▶ [REQUEST] List the lines of this listing that hold the word "pour".

Recorded data

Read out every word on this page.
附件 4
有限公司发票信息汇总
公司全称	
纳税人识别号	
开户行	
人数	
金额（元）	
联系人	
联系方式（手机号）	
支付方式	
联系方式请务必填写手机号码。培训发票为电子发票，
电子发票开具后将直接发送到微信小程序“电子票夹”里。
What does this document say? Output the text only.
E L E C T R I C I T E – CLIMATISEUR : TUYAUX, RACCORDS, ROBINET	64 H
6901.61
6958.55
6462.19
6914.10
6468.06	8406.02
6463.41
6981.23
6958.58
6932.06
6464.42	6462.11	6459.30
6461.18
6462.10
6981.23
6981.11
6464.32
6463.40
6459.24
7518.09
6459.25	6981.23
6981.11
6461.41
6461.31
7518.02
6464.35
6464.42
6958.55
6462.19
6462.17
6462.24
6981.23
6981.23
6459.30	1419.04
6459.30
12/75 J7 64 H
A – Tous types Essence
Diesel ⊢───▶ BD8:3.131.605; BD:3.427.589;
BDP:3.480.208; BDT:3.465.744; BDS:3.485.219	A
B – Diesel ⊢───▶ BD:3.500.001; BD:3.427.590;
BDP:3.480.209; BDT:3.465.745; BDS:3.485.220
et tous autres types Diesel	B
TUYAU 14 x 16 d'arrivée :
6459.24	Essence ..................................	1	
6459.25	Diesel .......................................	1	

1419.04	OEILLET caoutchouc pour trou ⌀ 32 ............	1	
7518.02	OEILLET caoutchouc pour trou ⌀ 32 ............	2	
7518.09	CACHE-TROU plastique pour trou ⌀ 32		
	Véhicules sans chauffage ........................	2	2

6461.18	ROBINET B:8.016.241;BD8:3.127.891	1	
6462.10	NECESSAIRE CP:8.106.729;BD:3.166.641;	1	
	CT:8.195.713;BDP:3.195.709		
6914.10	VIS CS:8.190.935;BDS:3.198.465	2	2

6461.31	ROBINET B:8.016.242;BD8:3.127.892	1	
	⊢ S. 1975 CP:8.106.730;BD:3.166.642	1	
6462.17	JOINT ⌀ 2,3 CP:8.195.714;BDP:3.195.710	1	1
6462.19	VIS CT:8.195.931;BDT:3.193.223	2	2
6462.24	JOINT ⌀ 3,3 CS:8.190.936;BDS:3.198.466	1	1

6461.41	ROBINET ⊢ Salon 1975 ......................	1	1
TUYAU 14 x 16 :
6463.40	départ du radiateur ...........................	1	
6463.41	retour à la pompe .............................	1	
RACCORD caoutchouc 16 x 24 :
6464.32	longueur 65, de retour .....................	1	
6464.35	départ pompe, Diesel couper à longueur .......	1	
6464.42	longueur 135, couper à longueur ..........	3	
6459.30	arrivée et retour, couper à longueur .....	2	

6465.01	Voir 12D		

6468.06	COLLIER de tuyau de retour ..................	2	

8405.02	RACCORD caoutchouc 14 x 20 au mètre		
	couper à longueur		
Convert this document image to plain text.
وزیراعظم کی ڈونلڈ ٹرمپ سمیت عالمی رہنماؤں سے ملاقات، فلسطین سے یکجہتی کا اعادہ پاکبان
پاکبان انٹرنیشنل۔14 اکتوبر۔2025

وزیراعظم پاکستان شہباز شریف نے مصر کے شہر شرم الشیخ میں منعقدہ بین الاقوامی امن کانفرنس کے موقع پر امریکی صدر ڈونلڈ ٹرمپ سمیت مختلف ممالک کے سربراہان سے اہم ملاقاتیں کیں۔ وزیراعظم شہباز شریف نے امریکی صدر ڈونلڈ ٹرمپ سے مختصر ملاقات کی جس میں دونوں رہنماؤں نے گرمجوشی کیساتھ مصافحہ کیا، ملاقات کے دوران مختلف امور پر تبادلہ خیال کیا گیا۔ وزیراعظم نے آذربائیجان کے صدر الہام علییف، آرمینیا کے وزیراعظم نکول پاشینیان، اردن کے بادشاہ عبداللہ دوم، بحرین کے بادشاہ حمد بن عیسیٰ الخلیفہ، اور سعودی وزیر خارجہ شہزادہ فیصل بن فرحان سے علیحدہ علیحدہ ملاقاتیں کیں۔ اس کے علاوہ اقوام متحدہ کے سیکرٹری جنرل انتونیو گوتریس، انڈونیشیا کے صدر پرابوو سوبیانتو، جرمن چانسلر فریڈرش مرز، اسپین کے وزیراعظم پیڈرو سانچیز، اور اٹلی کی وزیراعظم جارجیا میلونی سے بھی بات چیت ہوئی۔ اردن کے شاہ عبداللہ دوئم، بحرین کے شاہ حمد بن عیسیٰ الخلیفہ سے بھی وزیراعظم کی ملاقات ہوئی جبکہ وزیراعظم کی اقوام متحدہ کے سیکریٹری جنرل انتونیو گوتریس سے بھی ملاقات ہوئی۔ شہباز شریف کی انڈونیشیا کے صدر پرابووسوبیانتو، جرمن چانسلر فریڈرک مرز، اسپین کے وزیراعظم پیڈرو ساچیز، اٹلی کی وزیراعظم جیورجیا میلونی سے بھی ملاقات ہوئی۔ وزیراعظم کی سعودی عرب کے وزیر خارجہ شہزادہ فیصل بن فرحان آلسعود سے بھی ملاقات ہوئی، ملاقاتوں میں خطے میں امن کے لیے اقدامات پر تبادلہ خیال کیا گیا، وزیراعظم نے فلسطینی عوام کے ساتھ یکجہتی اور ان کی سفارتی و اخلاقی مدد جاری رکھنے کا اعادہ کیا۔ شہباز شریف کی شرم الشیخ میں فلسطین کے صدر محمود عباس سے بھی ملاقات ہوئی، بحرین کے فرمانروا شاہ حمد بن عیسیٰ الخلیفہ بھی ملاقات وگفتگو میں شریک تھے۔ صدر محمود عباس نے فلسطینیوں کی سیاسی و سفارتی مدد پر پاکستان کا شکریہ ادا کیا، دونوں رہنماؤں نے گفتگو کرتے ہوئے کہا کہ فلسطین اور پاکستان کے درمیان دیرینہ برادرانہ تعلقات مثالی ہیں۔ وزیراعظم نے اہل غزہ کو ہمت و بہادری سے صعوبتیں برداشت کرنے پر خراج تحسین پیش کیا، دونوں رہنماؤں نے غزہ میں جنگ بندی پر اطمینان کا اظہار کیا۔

▶ [RESULT FOR THIS TASK]
1419.04	OEILLET caoutchouc pour trou ⌀ 32 ............	1	
7518.02	OEILLET caoutchouc pour trou ⌀ 32 ............	2	
7518.09	CACHE-TROU plastique pour trou ⌀ 32		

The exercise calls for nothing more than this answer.